TASK DIRECTIONS: Set down all of the data that follows word for word, without the images.

DATASET RECORDS:
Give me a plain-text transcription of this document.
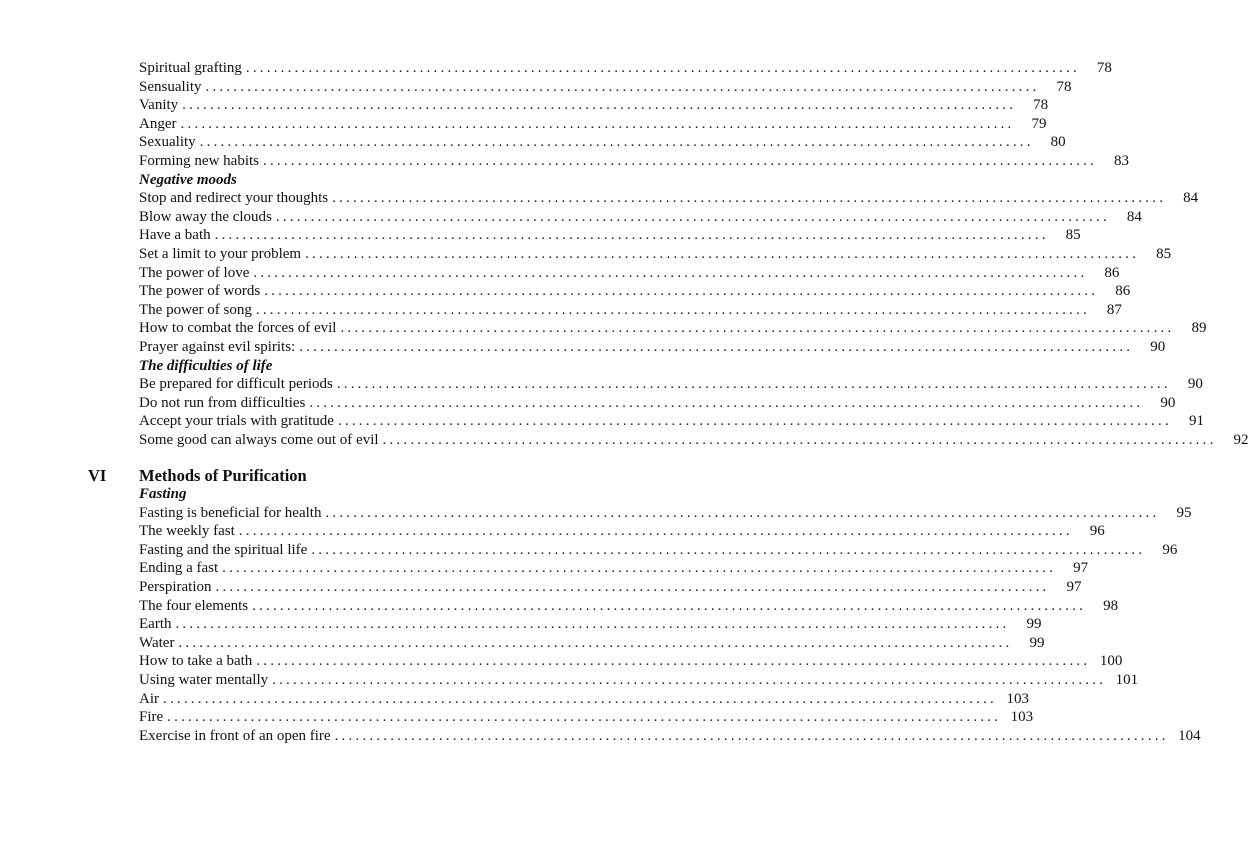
Spiritual grafting ........................................................................................................................	78
Sensuality ........................................................................................................................	78
Vanity ........................................................................................................................	78
Anger ........................................................................................................................	79
Sexuality ........................................................................................................................	80
Forming new habits ........................................................................................................................	83
Negative moods
Stop and redirect your thoughts ........................................................................................................................	84
Blow away the clouds ........................................................................................................................	84
Have a bath ........................................................................................................................	85
Set a limit to your problem ........................................................................................................................	85
The power of love ........................................................................................................................	86
The power of words ........................................................................................................................	86
The power of song ........................................................................................................................	87
How to combat the forces of evil ........................................................................................................................	89
Prayer against evil spirits: ........................................................................................................................	90
The difficulties of life
Be prepared for difficult periods ........................................................................................................................	90
Do not run from difficulties ........................................................................................................................	90
Accept your trials with gratitude ........................................................................................................................	91
Some good can always come out of evil ........................................................................................................................	92
VI Methods of Purification
Fasting
Fasting is beneficial for health ........................................................................................................................	95
The weekly fast ........................................................................................................................	96
Fasting and the spiritual life ........................................................................................................................	96
Ending a fast ........................................................................................................................	97
Perspiration ........................................................................................................................	97
The four elements ........................................................................................................................	98
Earth ........................................................................................................................	99
Water ........................................................................................................................	99
How to take a bath ........................................................................................................................ 100
Using water mentally ........................................................................................................................ 101
Air ........................................................................................................................ 103
Fire ........................................................................................................................ 103
Exercise in front of an open fire ........................................................................................................................ 104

SOLUTION:
Give me a plain-text transcription of this document.
Spiritual grafting ........................................................................................................................	78
Sensuality ........................................................................................................................	78
Vanity ........................................................................................................................	78
Anger ........................................................................................................................	79
Sexuality ........................................................................................................................	80
Forming new habits ........................................................................................................................	83
Negative moods
Stop and redirect your thoughts ........................................................................................................................	84
Blow away the clouds ........................................................................................................................	84
Have a bath ........................................................................................................................	85
Set a limit to your problem ........................................................................................................................	85
The power of love ........................................................................................................................	86
The power of words ........................................................................................................................	86
The power of song ........................................................................................................................	87
How to combat the forces of evil ........................................................................................................................	89
Prayer against evil spirits: ........................................................................................................................	90
The difficulties of life
Be prepared for difficult periods ........................................................................................................................	90
Do not run from difficulties ........................................................................................................................	90
Accept your trials with gratitude ........................................................................................................................	91
Some good can always come out of evil ........................................................................................................................	92
VI Methods of Purification
Fasting
Fasting is beneficial for health ........................................................................................................................	95
The weekly fast ........................................................................................................................	96
Fasting and the spiritual life ........................................................................................................................	96
Ending a fast ........................................................................................................................	97
Perspiration ........................................................................................................................	97
The four elements ........................................................................................................................	98
Earth ........................................................................................................................	99
Water ........................................................................................................................	99
How to take a bath ........................................................................................................................ 100
Using water mentally ........................................................................................................................ 101
Air ........................................................................................................................ 103
Fire ........................................................................................................................ 103
Exercise in front of an open fire ........................................................................................................................ 104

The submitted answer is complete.